**** STUDY MATERIAL
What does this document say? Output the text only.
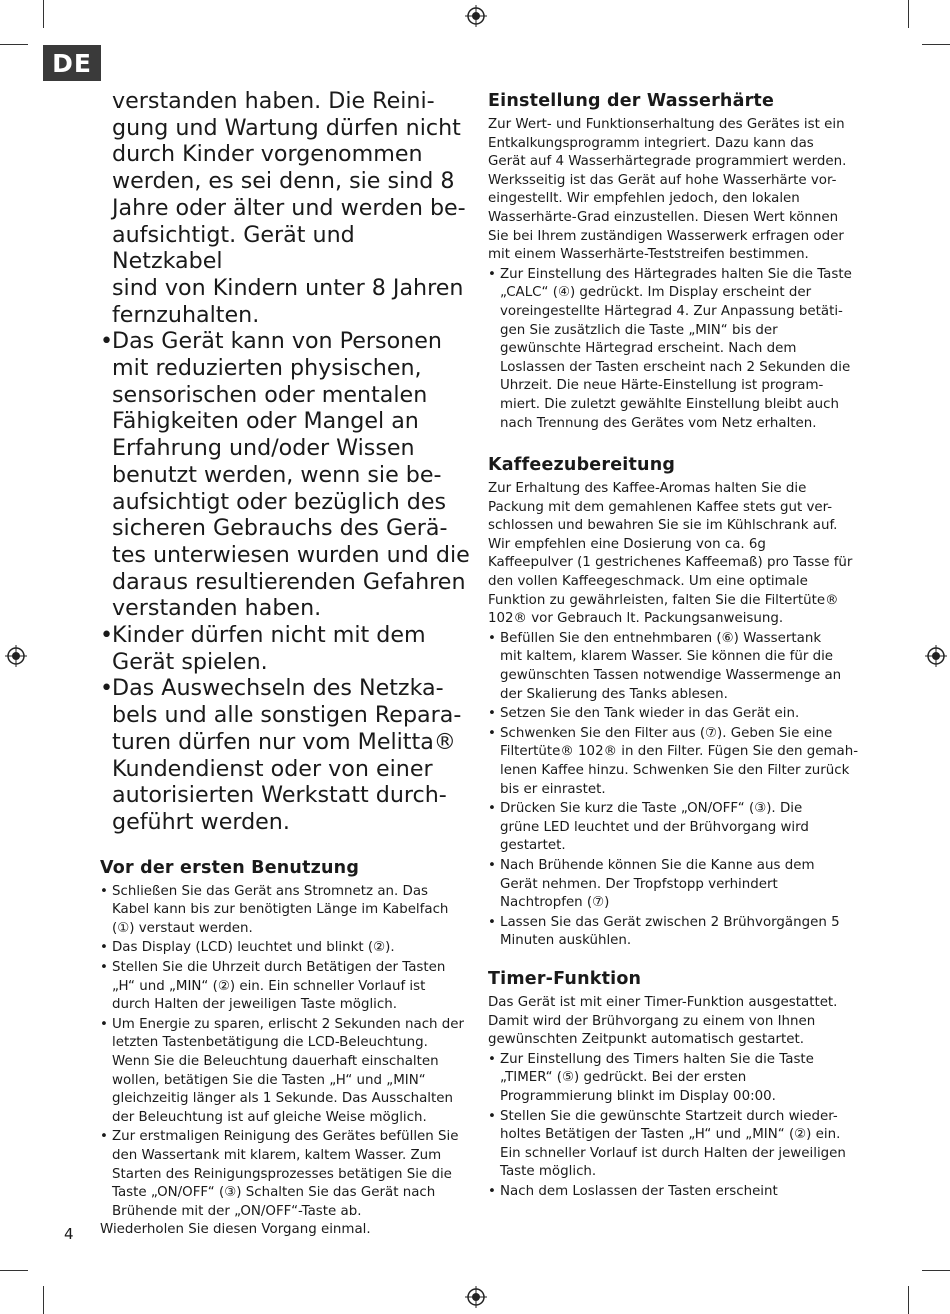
DE
4
verstanden haben. Die Reini-
gung und Wartung dürfen nicht
durch Kinder vorgenommen
werden, es sei denn, sie sind 8
Jahre oder älter und werden be-
aufsichtigt. Gerät und Netzkabel
sind von Kindern unter 8 Jahren
fernzuhalten.
•
Das Gerät kann von Personen
mit reduzierten physischen,
sensorischen oder mentalen
Fähigkeiten oder Mangel an
Erfahrung und/oder Wissen
benutzt werden, wenn sie be-
aufsichtigt oder bezüglich des
sicheren Gebrauchs des Gerä-
tes unterwiesen wurden und die
daraus resultierenden Gefahren
verstanden haben.
•
Kinder dürfen nicht mit dem
Gerät spielen.
•
Das Auswechseln des Netzka-
bels und alle sonstigen Repara-
turen dürfen nur vom Melitta®
Kundendienst oder von einer
autorisierten Werkstatt durch-
geführt werden.
Vor der ersten Benutzung
• Schließen Sie das Gerät ans Stromnetz an. Das
Kabel kann bis zur benötigten Länge im Kabelfach
(①) verstaut werden.
• Das Display (LCD) leuchtet und blinkt (②).
• Stellen Sie die Uhrzeit durch Betätigen der Tasten
„H“ und „MIN“ (②) ein. Ein schneller Vorlauf ist
durch Halten der jeweiligen Taste möglich.
• Um Energie zu sparen, erlischt 2 Sekunden nach der
letzten Tastenbetätigung die LCD-Beleuchtung.
Wenn Sie die Beleuchtung dauerhaft einschalten
wollen, betätigen Sie die Tasten „H“ und „MIN“
gleichzeitig länger als 1 Sekunde. Das Ausschalten
der Beleuchtung ist auf gleiche Weise möglich.
• Zur erstmaligen Reinigung des Gerätes befüllen Sie
den Wassertank mit klarem, kaltem Wasser. Zum
Starten des Reinigungsprozesses betätigen Sie die
Taste „ON/OFF“ (③) Schalten Sie das Gerät nach
Brühende mit der „ON/OFF“-Taste ab.

Wiederholen Sie diesen Vorgang einmal.

Einstellung der Wasserhärte
Zur Wert- und Funktionserhaltung des Gerätes ist ein
Entkalkungsprogramm integriert. Dazu kann das
Gerät auf 4 Wasserhärtegrade programmiert werden.
Werksseitig ist das Gerät auf hohe Wasserhärte vor-
eingestellt. Wir empfehlen jedoch, den lokalen
Wasserhärte-Grad einzustellen. Diesen Wert können
Sie bei Ihrem zuständigen Wasserwerk erfragen oder
mit einem Wasserhärte-Teststreifen bestimmen.
• Zur Einstellung des Härtegrades halten Sie die Taste
„CALC“ (④) gedrückt. Im Display erscheint der
voreingestellte Härtegrad 4. Zur Anpassung betäti-
gen Sie zusätzlich die Taste „MIN“ bis der
gewünschte Härtegrad erscheint. Nach dem
Loslassen der Tasten erscheint nach 2 Sekunden die
Uhrzeit. Die neue Härte-Einstellung ist program-
miert. Die zuletzt gewählte Einstellung bleibt auch
nach Trennung des Gerätes vom Netz erhalten.
Kaffeezubereitung
Zur Erhaltung des Kaffee-Aromas halten Sie die
Packung mit dem gemahlenen Kaffee stets gut ver-
schlossen und bewahren Sie sie im Kühlschrank auf.
Wir empfehlen eine Dosierung von ca. 6g
Kaffeepulver (1 gestrichenes Kaffeemaß) pro Tasse für
den vollen Kaffeegeschmack. Um eine optimale
Funktion zu gewährleisten, falten Sie die Filtertüte®
102® vor Gebrauch lt. Packungsanweisung.
• Befüllen Sie den entnehmbaren (⑥) Wassertank
mit kaltem, klarem Wasser. Sie können die für die
gewünschten Tassen notwendige Wassermenge an
der Skalierung des Tanks ablesen.
• Setzen Sie den Tank wieder in das Gerät ein.
• Schwenken Sie den Filter aus (⑦). Geben Sie eine
Filtertüte® 102® in den Filter. Fügen Sie den gemah-
lenen Kaffee hinzu. Schwenken Sie den Filter zurück
bis er einrastet.
• Drücken Sie kurz die Taste „ON/OFF“ (③). Die
grüne LED leuchtet und der Brühvorgang wird
gestartet.
• Nach Brühende können Sie die Kanne aus dem
Gerät nehmen. Der Tropfstopp verhindert
Nachtropfen (⑦)
• Lassen Sie das Gerät zwischen 2 Brühvorgängen 5
Minuten auskühlen.
Timer-Funktion
Das Gerät ist mit einer Timer-Funktion ausgestattet.
Damit wird der Brühvorgang zu einem von Ihnen
gewünschten Zeitpunkt automatisch gestartet.
• Zur Einstellung des Timers halten Sie die Taste
„TIMER“ (⑤) gedrückt. Bei der ersten
Programmierung blinkt im Display 00:00.
• Stellen Sie die gewünschte Startzeit durch wieder-
holtes Betätigen der Tasten „H“ und „MIN“ (②) ein.
Ein schneller Vorlauf ist durch Halten der jeweiligen
Taste möglich.
• Nach dem Loslassen der Tasten erscheint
********
## TASK DETAILS
You are asked to reproduce each line above exactly, but to exclude the pictures.

## TASK OUTPUT
What does this document say? Output the text only.
DE
4
verstanden haben. Die Reini-
gung und Wartung dürfen nicht
durch Kinder vorgenommen
werden, es sei denn, sie sind 8
Jahre oder älter und werden be-
aufsichtigt. Gerät und Netzkabel
sind von Kindern unter 8 Jahren
fernzuhalten.
•
Das Gerät kann von Personen
mit reduzierten physischen,
sensorischen oder mentalen
Fähigkeiten oder Mangel an
Erfahrung und/oder Wissen
benutzt werden, wenn sie be-
aufsichtigt oder bezüglich des
sicheren Gebrauchs des Gerä-
tes unterwiesen wurden und die
daraus resultierenden Gefahren
verstanden haben.
•
Kinder dürfen nicht mit dem
Gerät spielen.
•
Das Auswechseln des Netzka-
bels und alle sonstigen Repara-
turen dürfen nur vom Melitta®
Kundendienst oder von einer
autorisierten Werkstatt durch-
geführt werden.
Vor der ersten Benutzung
• Schließen Sie das Gerät ans Stromnetz an. Das
Kabel kann bis zur benötigten Länge im Kabelfach
(①) verstaut werden.
• Das Display (LCD) leuchtet und blinkt (②).
• Stellen Sie die Uhrzeit durch Betätigen der Tasten
„H“ und „MIN“ (②) ein. Ein schneller Vorlauf ist
durch Halten der jeweiligen Taste möglich.
• Um Energie zu sparen, erlischt 2 Sekunden nach der
letzten Tastenbetätigung die LCD-Beleuchtung.
Wenn Sie die Beleuchtung dauerhaft einschalten
wollen, betätigen Sie die Tasten „H“ und „MIN“
gleichzeitig länger als 1 Sekunde. Das Ausschalten
der Beleuchtung ist auf gleiche Weise möglich.
• Zur erstmaligen Reinigung des Gerätes befüllen Sie
den Wassertank mit klarem, kaltem Wasser. Zum
Starten des Reinigungsprozesses betätigen Sie die
Taste „ON/OFF“ (③) Schalten Sie das Gerät nach
Brühende mit der „ON/OFF“-Taste ab.

Wiederholen Sie diesen Vorgang einmal.

Einstellung der Wasserhärte
Zur Wert- und Funktionserhaltung des Gerätes ist ein
Entkalkungsprogramm integriert. Dazu kann das
Gerät auf 4 Wasserhärtegrade programmiert werden.
Werksseitig ist das Gerät auf hohe Wasserhärte vor-
eingestellt. Wir empfehlen jedoch, den lokalen
Wasserhärte-Grad einzustellen. Diesen Wert können
Sie bei Ihrem zuständigen Wasserwerk erfragen oder
mit einem Wasserhärte-Teststreifen bestimmen.
• Zur Einstellung des Härtegrades halten Sie die Taste
„CALC“ (④) gedrückt. Im Display erscheint der
voreingestellte Härtegrad 4. Zur Anpassung betäti-
gen Sie zusätzlich die Taste „MIN“ bis der
gewünschte Härtegrad erscheint. Nach dem
Loslassen der Tasten erscheint nach 2 Sekunden die
Uhrzeit. Die neue Härte-Einstellung ist program-
miert. Die zuletzt gewählte Einstellung bleibt auch
nach Trennung des Gerätes vom Netz erhalten.
Kaffeezubereitung
Zur Erhaltung des Kaffee-Aromas halten Sie die
Packung mit dem gemahlenen Kaffee stets gut ver-
schlossen und bewahren Sie sie im Kühlschrank auf.
Wir empfehlen eine Dosierung von ca. 6g
Kaffeepulver (1 gestrichenes Kaffeemaß) pro Tasse für
den vollen Kaffeegeschmack. Um eine optimale
Funktion zu gewährleisten, falten Sie die Filtertüte®
102® vor Gebrauch lt. Packungsanweisung.
• Befüllen Sie den entnehmbaren (⑥) Wassertank
mit kaltem, klarem Wasser. Sie können die für die
gewünschten Tassen notwendige Wassermenge an
der Skalierung des Tanks ablesen.
• Setzen Sie den Tank wieder in das Gerät ein.
• Schwenken Sie den Filter aus (⑦). Geben Sie eine
Filtertüte® 102® in den Filter. Fügen Sie den gemah-
lenen Kaffee hinzu. Schwenken Sie den Filter zurück
bis er einrastet.
• Drücken Sie kurz die Taste „ON/OFF“ (③). Die
grüne LED leuchtet und der Brühvorgang wird
gestartet.
• Nach Brühende können Sie die Kanne aus dem
Gerät nehmen. Der Tropfstopp verhindert
Nachtropfen (⑦)
• Lassen Sie das Gerät zwischen 2 Brühvorgängen 5
Minuten auskühlen.
Timer-Funktion
Das Gerät ist mit einer Timer-Funktion ausgestattet.
Damit wird der Brühvorgang zu einem von Ihnen
gewünschten Zeitpunkt automatisch gestartet.
• Zur Einstellung des Timers halten Sie die Taste
„TIMER“ (⑤) gedrückt. Bei der ersten
Programmierung blinkt im Display 00:00.
• Stellen Sie die gewünschte Startzeit durch wieder-
holtes Betätigen der Tasten „H“ und „MIN“ (②) ein.
Ein schneller Vorlauf ist durch Halten der jeweiligen
Taste möglich.
• Nach dem Loslassen der Tasten erscheint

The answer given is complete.